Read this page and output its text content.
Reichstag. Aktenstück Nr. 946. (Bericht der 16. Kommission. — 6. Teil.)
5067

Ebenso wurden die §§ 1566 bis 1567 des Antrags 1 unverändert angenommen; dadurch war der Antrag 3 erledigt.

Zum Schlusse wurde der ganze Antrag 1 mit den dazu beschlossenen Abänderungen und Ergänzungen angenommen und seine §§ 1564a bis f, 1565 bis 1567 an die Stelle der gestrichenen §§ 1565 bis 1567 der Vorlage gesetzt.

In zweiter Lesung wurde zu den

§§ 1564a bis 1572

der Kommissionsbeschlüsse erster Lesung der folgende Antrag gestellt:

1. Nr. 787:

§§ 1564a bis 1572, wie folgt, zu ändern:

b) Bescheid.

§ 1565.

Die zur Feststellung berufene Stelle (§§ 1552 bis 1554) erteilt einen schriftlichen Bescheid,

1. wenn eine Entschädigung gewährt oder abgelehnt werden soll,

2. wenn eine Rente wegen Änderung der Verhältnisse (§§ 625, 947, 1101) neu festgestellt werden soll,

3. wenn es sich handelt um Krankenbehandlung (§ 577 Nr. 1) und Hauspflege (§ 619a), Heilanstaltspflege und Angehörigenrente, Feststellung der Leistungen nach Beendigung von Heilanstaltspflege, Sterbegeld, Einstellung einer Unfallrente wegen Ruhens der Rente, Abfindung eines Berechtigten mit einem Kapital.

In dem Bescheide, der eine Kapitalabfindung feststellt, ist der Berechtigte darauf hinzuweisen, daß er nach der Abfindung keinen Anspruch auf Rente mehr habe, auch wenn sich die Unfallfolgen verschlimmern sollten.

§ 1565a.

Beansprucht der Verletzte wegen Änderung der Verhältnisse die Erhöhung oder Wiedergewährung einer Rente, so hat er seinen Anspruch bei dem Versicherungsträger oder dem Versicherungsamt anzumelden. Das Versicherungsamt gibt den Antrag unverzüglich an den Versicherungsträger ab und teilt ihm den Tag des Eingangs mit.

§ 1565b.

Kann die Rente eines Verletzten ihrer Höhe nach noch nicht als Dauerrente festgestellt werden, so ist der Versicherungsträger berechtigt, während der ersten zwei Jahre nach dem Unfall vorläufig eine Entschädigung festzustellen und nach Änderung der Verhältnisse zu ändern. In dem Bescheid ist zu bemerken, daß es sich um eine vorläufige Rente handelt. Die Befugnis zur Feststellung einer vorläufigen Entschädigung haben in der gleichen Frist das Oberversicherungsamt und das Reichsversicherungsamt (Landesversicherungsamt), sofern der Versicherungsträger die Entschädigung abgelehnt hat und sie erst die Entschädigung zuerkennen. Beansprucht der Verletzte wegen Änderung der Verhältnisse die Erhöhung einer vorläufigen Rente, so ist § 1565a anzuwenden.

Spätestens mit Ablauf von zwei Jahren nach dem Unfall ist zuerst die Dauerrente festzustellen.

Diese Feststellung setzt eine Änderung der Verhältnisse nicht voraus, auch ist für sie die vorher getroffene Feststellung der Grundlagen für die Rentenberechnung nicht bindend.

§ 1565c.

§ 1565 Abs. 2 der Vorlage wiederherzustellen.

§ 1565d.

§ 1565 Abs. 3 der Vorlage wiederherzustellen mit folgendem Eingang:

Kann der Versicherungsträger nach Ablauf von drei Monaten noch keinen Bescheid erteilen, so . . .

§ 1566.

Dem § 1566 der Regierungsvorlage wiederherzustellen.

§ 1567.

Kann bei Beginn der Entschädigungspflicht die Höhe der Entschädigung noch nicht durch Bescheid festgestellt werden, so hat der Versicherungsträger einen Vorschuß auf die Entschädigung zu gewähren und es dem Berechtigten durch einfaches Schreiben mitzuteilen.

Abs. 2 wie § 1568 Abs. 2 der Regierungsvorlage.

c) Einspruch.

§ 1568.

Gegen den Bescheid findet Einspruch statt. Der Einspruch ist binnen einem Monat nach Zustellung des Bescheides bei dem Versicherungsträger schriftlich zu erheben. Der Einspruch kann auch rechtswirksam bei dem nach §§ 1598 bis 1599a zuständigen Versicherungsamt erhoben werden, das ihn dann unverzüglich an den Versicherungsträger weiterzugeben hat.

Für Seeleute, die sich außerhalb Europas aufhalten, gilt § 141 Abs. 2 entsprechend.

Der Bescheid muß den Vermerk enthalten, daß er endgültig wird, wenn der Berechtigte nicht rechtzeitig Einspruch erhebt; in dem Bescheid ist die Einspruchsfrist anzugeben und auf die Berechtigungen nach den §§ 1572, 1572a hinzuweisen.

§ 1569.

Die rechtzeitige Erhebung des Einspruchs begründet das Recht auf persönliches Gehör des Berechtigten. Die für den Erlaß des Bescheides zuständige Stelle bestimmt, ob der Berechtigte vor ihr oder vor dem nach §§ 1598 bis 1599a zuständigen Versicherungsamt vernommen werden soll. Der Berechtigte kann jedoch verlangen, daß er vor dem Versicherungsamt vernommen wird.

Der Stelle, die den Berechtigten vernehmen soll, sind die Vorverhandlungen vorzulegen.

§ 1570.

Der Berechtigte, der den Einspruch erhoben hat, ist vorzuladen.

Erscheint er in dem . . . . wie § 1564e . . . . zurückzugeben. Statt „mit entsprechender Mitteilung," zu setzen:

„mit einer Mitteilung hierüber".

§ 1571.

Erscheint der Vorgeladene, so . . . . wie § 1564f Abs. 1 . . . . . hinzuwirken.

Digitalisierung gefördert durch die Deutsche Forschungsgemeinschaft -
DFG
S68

# # #

= Action item =
Transcribe the listing in full, line by line.

= Completed task =
Read this page and output its text content.
Reichstag. Aktenstück Nr. 946. (Bericht der 16. Kommission. — 6. Teil.)
5067

Ebenso wurden die §§ 1566 bis 1567 des Antrags 1 unverändert angenommen; dadurch war der Antrag 3 erledigt.

Zum Schlusse wurde der ganze Antrag 1 mit den dazu beschlossenen Abänderungen und Ergänzungen angenommen und seine §§ 1564a bis f, 1565 bis 1567 an die Stelle der gestrichenen §§ 1565 bis 1567 der Vorlage gesetzt.

In zweiter Lesung wurde zu den

§§ 1564a bis 1572

der Kommissionsbeschlüsse erster Lesung der folgende Antrag gestellt:

1. Nr. 787:

§§ 1564a bis 1572, wie folgt, zu ändern:

b) Bescheid.

§ 1565.

Die zur Feststellung berufene Stelle (§§ 1552 bis 1554) erteilt einen schriftlichen Bescheid,

1. wenn eine Entschädigung gewährt oder abgelehnt werden soll,

2. wenn eine Rente wegen Änderung der Verhältnisse (§§ 625, 947, 1101) neu festgestellt werden soll,

3. wenn es sich handelt um Krankenbehandlung (§ 577 Nr. 1) und Hauspflege (§ 619a), Heilanstaltspflege und Angehörigenrente, Feststellung der Leistungen nach Beendigung von Heilanstaltspflege, Sterbegeld, Einstellung einer Unfallrente wegen Ruhens der Rente, Abfindung eines Berechtigten mit einem Kapital.

In dem Bescheide, der eine Kapitalabfindung feststellt, ist der Berechtigte darauf hinzuweisen, daß er nach der Abfindung keinen Anspruch auf Rente mehr habe, auch wenn sich die Unfallfolgen verschlimmern sollten.

§ 1565a.

Beansprucht der Verletzte wegen Änderung der Verhältnisse die Erhöhung oder Wiedergewährung einer Rente, so hat er seinen Anspruch bei dem Versicherungsträger oder dem Versicherungsamt anzumelden. Das Versicherungsamt gibt den Antrag unverzüglich an den Versicherungsträger ab und teilt ihm den Tag des Eingangs mit.

§ 1565b.

Kann die Rente eines Verletzten ihrer Höhe nach noch nicht als Dauerrente festgestellt werden, so ist der Versicherungsträger berechtigt, während der ersten zwei Jahre nach dem Unfall vorläufig eine Entschädigung festzustellen und nach Änderung der Verhältnisse zu ändern. In dem Bescheid ist zu bemerken, daß es sich um eine vorläufige Rente handelt. Die Befugnis zur Feststellung einer vorläufigen Entschädigung haben in der gleichen Frist das Oberversicherungsamt und das Reichsversicherungsamt (Landesversicherungsamt), sofern der Versicherungsträger die Entschädigung abgelehnt hat und sie erst die Entschädigung zuerkennen. Beansprucht der Verletzte wegen Änderung der Verhältnisse die Erhöhung einer vorläufigen Rente, so ist § 1565a anzuwenden.

Spätestens mit Ablauf von zwei Jahren nach dem Unfall ist zuerst die Dauerrente festzustellen.

Diese Feststellung setzt eine Änderung der Verhältnisse nicht voraus, auch ist für sie die vorher getroffene Feststellung der Grundlagen für die Rentenberechnung nicht bindend.

§ 1565c.

§ 1565 Abs. 2 der Vorlage wiederherzustellen.

§ 1565d.

§ 1565 Abs. 3 der Vorlage wiederherzustellen mit folgendem Eingang:

Kann der Versicherungsträger nach Ablauf von drei Monaten noch keinen Bescheid erteilen, so . . .

§ 1566.

Dem § 1566 der Regierungsvorlage wiederherzustellen.

§ 1567.

Kann bei Beginn der Entschädigungspflicht die Höhe der Entschädigung noch nicht durch Bescheid festgestellt werden, so hat der Versicherungsträger einen Vorschuß auf die Entschädigung zu gewähren und es dem Berechtigten durch einfaches Schreiben mitzuteilen.

Abs. 2 wie § 1568 Abs. 2 der Regierungsvorlage.

c) Einspruch.

§ 1568.

Gegen den Bescheid findet Einspruch statt. Der Einspruch ist binnen einem Monat nach Zustellung des Bescheides bei dem Versicherungsträger schriftlich zu erheben. Der Einspruch kann auch rechtswirksam bei dem nach §§ 1598 bis 1599a zuständigen Versicherungsamt erhoben werden, das ihn dann unverzüglich an den Versicherungsträger weiterzugeben hat.

Für Seeleute, die sich außerhalb Europas aufhalten, gilt § 141 Abs. 2 entsprechend.

Der Bescheid muß den Vermerk enthalten, daß er endgültig wird, wenn der Berechtigte nicht rechtzeitig Einspruch erhebt; in dem Bescheid ist die Einspruchsfrist anzugeben und auf die Berechtigungen nach den §§ 1572, 1572a hinzuweisen.

§ 1569.

Die rechtzeitige Erhebung des Einspruchs begründet das Recht auf persönliches Gehör des Berechtigten. Die für den Erlaß des Bescheides zuständige Stelle bestimmt, ob der Berechtigte vor ihr oder vor dem nach §§ 1598 bis 1599a zuständigen Versicherungsamt vernommen werden soll. Der Berechtigte kann jedoch verlangen, daß er vor dem Versicherungsamt vernommen wird.

Der Stelle, die den Berechtigten vernehmen soll, sind die Vorverhandlungen vorzulegen.

§ 1570.

Der Berechtigte, der den Einspruch erhoben hat, ist vorzuladen.

Erscheint er in dem . . . . wie § 1564e . . . . zurückzugeben. Statt „mit entsprechender Mitteilung," zu setzen:

„mit einer Mitteilung hierüber".

§ 1571.

Erscheint der Vorgeladene, so . . . . wie § 1564f Abs. 1 . . . . . hinzuwirken.

Digitalisierung gefördert durch die Deutsche Forschungsgemeinschaft -
DFG
S68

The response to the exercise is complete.